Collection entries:
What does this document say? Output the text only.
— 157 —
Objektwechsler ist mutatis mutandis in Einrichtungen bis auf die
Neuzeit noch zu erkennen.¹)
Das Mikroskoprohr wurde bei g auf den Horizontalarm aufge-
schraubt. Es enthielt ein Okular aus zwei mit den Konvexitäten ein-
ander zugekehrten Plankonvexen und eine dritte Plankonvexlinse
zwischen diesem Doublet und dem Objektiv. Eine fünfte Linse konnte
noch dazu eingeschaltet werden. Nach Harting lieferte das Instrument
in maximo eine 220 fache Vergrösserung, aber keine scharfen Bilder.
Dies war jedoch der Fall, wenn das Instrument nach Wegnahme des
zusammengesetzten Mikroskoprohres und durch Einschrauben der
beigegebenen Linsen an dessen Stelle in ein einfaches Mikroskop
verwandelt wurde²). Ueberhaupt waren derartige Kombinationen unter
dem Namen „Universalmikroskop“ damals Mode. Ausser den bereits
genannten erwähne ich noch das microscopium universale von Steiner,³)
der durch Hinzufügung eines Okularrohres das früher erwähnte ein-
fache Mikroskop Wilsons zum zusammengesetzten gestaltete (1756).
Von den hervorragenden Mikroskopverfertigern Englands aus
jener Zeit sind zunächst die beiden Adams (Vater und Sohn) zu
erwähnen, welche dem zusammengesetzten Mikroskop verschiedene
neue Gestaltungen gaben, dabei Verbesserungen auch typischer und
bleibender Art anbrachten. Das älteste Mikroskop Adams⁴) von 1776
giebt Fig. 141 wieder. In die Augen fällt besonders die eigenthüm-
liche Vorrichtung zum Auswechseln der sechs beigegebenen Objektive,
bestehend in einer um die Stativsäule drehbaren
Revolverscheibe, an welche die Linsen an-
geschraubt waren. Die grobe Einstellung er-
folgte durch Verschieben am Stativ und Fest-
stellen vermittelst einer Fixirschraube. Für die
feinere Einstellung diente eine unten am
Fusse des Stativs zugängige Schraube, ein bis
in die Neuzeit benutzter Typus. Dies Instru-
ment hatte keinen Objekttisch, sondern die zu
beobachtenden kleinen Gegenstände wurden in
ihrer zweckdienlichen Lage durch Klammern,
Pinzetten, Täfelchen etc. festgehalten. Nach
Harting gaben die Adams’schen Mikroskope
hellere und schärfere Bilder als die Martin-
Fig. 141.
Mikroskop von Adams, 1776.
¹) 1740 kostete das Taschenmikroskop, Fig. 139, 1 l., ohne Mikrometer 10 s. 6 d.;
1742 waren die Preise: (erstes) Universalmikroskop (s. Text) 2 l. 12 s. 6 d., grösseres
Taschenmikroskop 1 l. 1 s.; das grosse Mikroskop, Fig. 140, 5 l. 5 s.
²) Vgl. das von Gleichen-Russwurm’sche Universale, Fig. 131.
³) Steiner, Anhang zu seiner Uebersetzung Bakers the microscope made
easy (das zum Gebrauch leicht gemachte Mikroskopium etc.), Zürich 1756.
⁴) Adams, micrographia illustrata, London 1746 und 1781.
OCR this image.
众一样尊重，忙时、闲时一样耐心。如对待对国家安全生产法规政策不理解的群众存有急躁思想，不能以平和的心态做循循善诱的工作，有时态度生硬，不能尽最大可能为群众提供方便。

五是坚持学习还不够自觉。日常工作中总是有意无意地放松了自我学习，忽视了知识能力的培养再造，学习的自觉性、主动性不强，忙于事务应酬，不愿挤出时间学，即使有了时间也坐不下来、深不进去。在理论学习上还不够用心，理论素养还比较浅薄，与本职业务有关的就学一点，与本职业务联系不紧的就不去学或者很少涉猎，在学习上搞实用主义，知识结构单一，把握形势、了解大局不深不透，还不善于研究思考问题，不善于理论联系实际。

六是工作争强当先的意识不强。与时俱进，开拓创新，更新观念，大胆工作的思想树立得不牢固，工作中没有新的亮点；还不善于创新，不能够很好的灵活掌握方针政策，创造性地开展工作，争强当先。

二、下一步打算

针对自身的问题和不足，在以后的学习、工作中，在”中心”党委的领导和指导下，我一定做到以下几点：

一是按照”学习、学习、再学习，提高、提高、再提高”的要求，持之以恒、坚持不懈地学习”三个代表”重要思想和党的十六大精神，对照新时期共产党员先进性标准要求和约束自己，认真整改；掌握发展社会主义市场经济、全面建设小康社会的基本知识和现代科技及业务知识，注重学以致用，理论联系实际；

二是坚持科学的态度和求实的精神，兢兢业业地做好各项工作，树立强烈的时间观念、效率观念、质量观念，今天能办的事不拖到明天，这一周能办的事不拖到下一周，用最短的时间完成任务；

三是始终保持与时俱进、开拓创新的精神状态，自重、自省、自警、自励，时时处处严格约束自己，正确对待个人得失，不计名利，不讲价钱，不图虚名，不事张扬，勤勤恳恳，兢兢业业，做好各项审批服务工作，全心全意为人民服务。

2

**The request:** Copy all the records above precisely.

**Final result:**
What does this document say? Output the text only.
— 157 —
Objektwechsler ist mutatis mutandis in Einrichtungen bis auf die
Neuzeit noch zu erkennen.¹)
Das Mikroskoprohr wurde bei g auf den Horizontalarm aufge-
schraubt. Es enthielt ein Okular aus zwei mit den Konvexitäten ein-
ander zugekehrten Plankonvexen und eine dritte Plankonvexlinse
zwischen diesem Doublet und dem Objektiv. Eine fünfte Linse konnte
noch dazu eingeschaltet werden. Nach Harting lieferte das Instrument
in maximo eine 220 fache Vergrösserung, aber keine scharfen Bilder.
Dies war jedoch der Fall, wenn das Instrument nach Wegnahme des
zusammengesetzten Mikroskoprohres und durch Einschrauben der
beigegebenen Linsen an dessen Stelle in ein einfaches Mikroskop
verwandelt wurde²). Ueberhaupt waren derartige Kombinationen unter
dem Namen „Universalmikroskop“ damals Mode. Ausser den bereits
genannten erwähne ich noch das microscopium universale von Steiner,³)
der durch Hinzufügung eines Okularrohres das früher erwähnte ein-
fache Mikroskop Wilsons zum zusammengesetzten gestaltete (1756).
Von den hervorragenden Mikroskopverfertigern Englands aus
jener Zeit sind zunächst die beiden Adams (Vater und Sohn) zu
erwähnen, welche dem zusammengesetzten Mikroskop verschiedene
neue Gestaltungen gaben, dabei Verbesserungen auch typischer und
bleibender Art anbrachten. Das älteste Mikroskop Adams⁴) von 1776
giebt Fig. 141 wieder. In die Augen fällt besonders die eigenthüm-
liche Vorrichtung zum Auswechseln der sechs beigegebenen Objektive,
bestehend in einer um die Stativsäule drehbaren
Revolverscheibe, an welche die Linsen an-
geschraubt waren. Die grobe Einstellung er-
folgte durch Verschieben am Stativ und Fest-
stellen vermittelst einer Fixirschraube. Für die
feinere Einstellung diente eine unten am
Fusse des Stativs zugängige Schraube, ein bis
in die Neuzeit benutzter Typus. Dies Instru-
ment hatte keinen Objekttisch, sondern die zu
beobachtenden kleinen Gegenstände wurden in
ihrer zweckdienlichen Lage durch Klammern,
Pinzetten, Täfelchen etc. festgehalten. Nach
Harting gaben die Adams’schen Mikroskope
hellere und schärfere Bilder als die Martin-
Fig. 141.
Mikroskop von Adams, 1776.
¹) 1740 kostete das Taschenmikroskop, Fig. 139, 1 l., ohne Mikrometer 10 s. 6 d.;
1742 waren die Preise: (erstes) Universalmikroskop (s. Text) 2 l. 12 s. 6 d., grösseres
Taschenmikroskop 1 l. 1 s.; das grosse Mikroskop, Fig. 140, 5 l. 5 s.
²) Vgl. das von Gleichen-Russwurm’sche Universale, Fig. 131.
³) Steiner, Anhang zu seiner Uebersetzung Bakers the microscope made
easy (das zum Gebrauch leicht gemachte Mikroskopium etc.), Zürich 1756.
⁴) Adams, micrographia illustrata, London 1746 und 1781.
OCR this image.
众一样尊重，忙时、闲时一样耐心。如对待对国家安全生产法规政策不理解的群众存有急躁思想，不能以平和的心态做循循善诱的工作，有时态度生硬，不能尽最大可能为群众提供方便。

五是坚持学习还不够自觉。日常工作中总是有意无意地放松了自我学习，忽视了知识能力的培养再造，学习的自觉性、主动性不强，忙于事务应酬，不愿挤出时间学，即使有了时间也坐不下来、深不进去。在理论学习上还不够用心，理论素养还比较浅薄，与本职业务有关的就学一点，与本职业务联系不紧的就不去学或者很少涉猎，在学习上搞实用主义，知识结构单一，把握形势、了解大局不深不透，还不善于研究思考问题，不善于理论联系实际。

六是工作争强当先的意识不强。与时俱进，开拓创新，更新观念，大胆工作的思想树立得不牢固，工作中没有新的亮点；还不善于创新，不能够很好的灵活掌握方针政策，创造性地开展工作，争强当先。

二、下一步打算

针对自身的问题和不足，在以后的学习、工作中，在”中心”党委的领导和指导下，我一定做到以下几点：

一是按照”学习、学习、再学习，提高、提高、再提高”的要求，持之以恒、坚持不懈地学习”三个代表”重要思想和党的十六大精神，对照新时期共产党员先进性标准要求和约束自己，认真整改；掌握发展社会主义市场经济、全面建设小康社会的基本知识和现代科技及业务知识，注重学以致用，理论联系实际；

二是坚持科学的态度和求实的精神，兢兢业业地做好各项工作，树立强烈的时间观念、效率观念、质量观念，今天能办的事不拖到明天，这一周能办的事不拖到下一周，用最短的时间完成任务；

三是始终保持与时俱进、开拓创新的精神状态，自重、自省、自警、自励，时时处处严格约束自己，正确对待个人得失，不计名利，不讲价钱，不图虚名，不事张扬，勤勤恳恳，兢兢业业，做好各项审批服务工作，全心全意为人民服务。

2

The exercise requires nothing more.